_TASK TO COMPLETE_
Write the records below out again exactly as given, with no images.

================================

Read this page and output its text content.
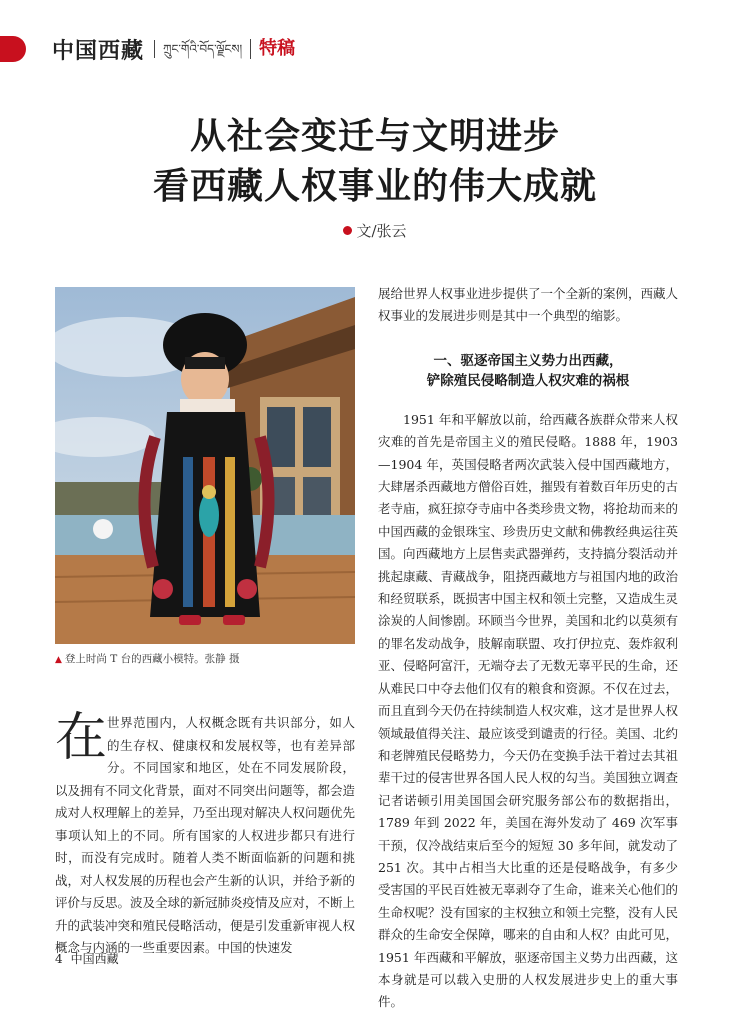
中国西藏	ཀྲུང་གོའི་བོད་ལྗོངས། 特稿
从社会变迁与文明进步
看西藏人权事业的伟大成就
文/张云
▲ 登上时尚 T 台的西藏小模特。张静 摄
在世界范围内，人权概念既有共识部分，如人的生存权、健康权和发展权等，也有差异部分。不同国家和地区，处在不同发展阶段，以及拥有不同文化背景，面对不同突出问题等，都会造成对人权理解上的差异，乃至出现对解决人权问题优先事项认知上的不同。所有国家的人权进步都只有进行时，而没有完成时。随着人类不断面临新的问题和挑战，对人权发展的历程也会产生新的认识，并给予新的评价与反思。波及全球的新冠肺炎疫情及应对，不断上升的武装冲突和殖民侵略活动，便是引发重新审视人权概念与内涵的一些重要因素。中国的快速发

展给世界人权事业进步提供了一个全新的案例，西藏人权事业的发展进步则是其中一个典型的缩影。

一、驱逐帝国主义势力出西藏，
铲除殖民侵略制造人权灾难的祸根

1951 年和平解放以前，给西藏各族群众带来人权灾难的首先是帝国主义的殖民侵略。1888 年，1903—1904 年，英国侵略者两次武装入侵中国西藏地方，大肆屠杀西藏地方僧俗百姓，摧毁有着数百年历史的古老寺庙，疯狂掠夺寺庙中各类珍贵文物，将抢劫而来的中国西藏的金银珠宝、珍贵历史文献和佛教经典运往英国。向西藏地方上层售卖武器弹药，支持搞分裂活动并挑起康藏、青藏战争，阻挠西藏地方与祖国内地的政治和经贸联系，既损害中国主权和领土完整，又造成生灵涂炭的人间惨剧。环顾当今世界，美国和北约以莫须有的罪名发动战争，肢解南联盟、攻打伊拉克、轰炸叙利亚、侵略阿富汗，无端夺去了无数无辜平民的生命，还从难民口中夺去他们仅有的粮食和资源。不仅在过去，而且直到今天仍在持续制造人权灾难，这才是世界人权领域最值得关注、最应该受到谴责的行径。美国、北约和老牌殖民侵略势力，今天仍在变换手法干着过去其祖辈干过的侵害世界各国人民人权的勾当。美国独立调查记者诺顿引用美国国会研究服务部公布的数据指出，1789 年到 2022 年，美国在海外发动了 469 次军事干预，仅冷战结束后至今的短短 30 多年间，就发动了 251 次。其中占相当大比重的还是侵略战争，有多少受害国的平民百姓被无辜剥夺了生命，谁来关心他们的生命权呢？没有国家的主权独立和领土完整，没有人民群众的生命安全保障，哪来的自由和人权？由此可见，1951 年西藏和平解放，驱逐帝国主义势力出西藏，这本身就是可以载入史册的人权发展进步史上的重大事件。

4 中国西藏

================================

_SOLUTION FOR THIS EXERCISE_
Read this page and output its text content.
中国西藏	ཀྲུང་གོའི་བོད་ལྗོངས། 特稿
从社会变迁与文明进步
看西藏人权事业的伟大成就
文/张云
▲ 登上时尚 T 台的西藏小模特。张静 摄
在世界范围内，人权概念既有共识部分，如人的生存权、健康权和发展权等，也有差异部分。不同国家和地区，处在不同发展阶段，以及拥有不同文化背景，面对不同突出问题等，都会造成对人权理解上的差异，乃至出现对解决人权问题优先事项认知上的不同。所有国家的人权进步都只有进行时，而没有完成时。随着人类不断面临新的问题和挑战，对人权发展的历程也会产生新的认识，并给予新的评价与反思。波及全球的新冠肺炎疫情及应对，不断上升的武装冲突和殖民侵略活动，便是引发重新审视人权概念与内涵的一些重要因素。中国的快速发

展给世界人权事业进步提供了一个全新的案例，西藏人权事业的发展进步则是其中一个典型的缩影。

一、驱逐帝国主义势力出西藏，
铲除殖民侵略制造人权灾难的祸根

1951 年和平解放以前，给西藏各族群众带来人权灾难的首先是帝国主义的殖民侵略。1888 年，1903—1904 年，英国侵略者两次武装入侵中国西藏地方，大肆屠杀西藏地方僧俗百姓，摧毁有着数百年历史的古老寺庙，疯狂掠夺寺庙中各类珍贵文物，将抢劫而来的中国西藏的金银珠宝、珍贵历史文献和佛教经典运往英国。向西藏地方上层售卖武器弹药，支持搞分裂活动并挑起康藏、青藏战争，阻挠西藏地方与祖国内地的政治和经贸联系，既损害中国主权和领土完整，又造成生灵涂炭的人间惨剧。环顾当今世界，美国和北约以莫须有的罪名发动战争，肢解南联盟、攻打伊拉克、轰炸叙利亚、侵略阿富汗，无端夺去了无数无辜平民的生命，还从难民口中夺去他们仅有的粮食和资源。不仅在过去，而且直到今天仍在持续制造人权灾难，这才是世界人权领域最值得关注、最应该受到谴责的行径。美国、北约和老牌殖民侵略势力，今天仍在变换手法干着过去其祖辈干过的侵害世界各国人民人权的勾当。美国独立调查记者诺顿引用美国国会研究服务部公布的数据指出，1789 年到 2022 年，美国在海外发动了 469 次军事干预，仅冷战结束后至今的短短 30 多年间，就发动了 251 次。其中占相当大比重的还是侵略战争，有多少受害国的平民百姓被无辜剥夺了生命，谁来关心他们的生命权呢？没有国家的主权独立和领土完整，没有人民群众的生命安全保障，哪来的自由和人权？由此可见，1951 年西藏和平解放，驱逐帝国主义势力出西藏，这本身就是可以载入史册的人权发展进步史上的重大事件。

4 中国西藏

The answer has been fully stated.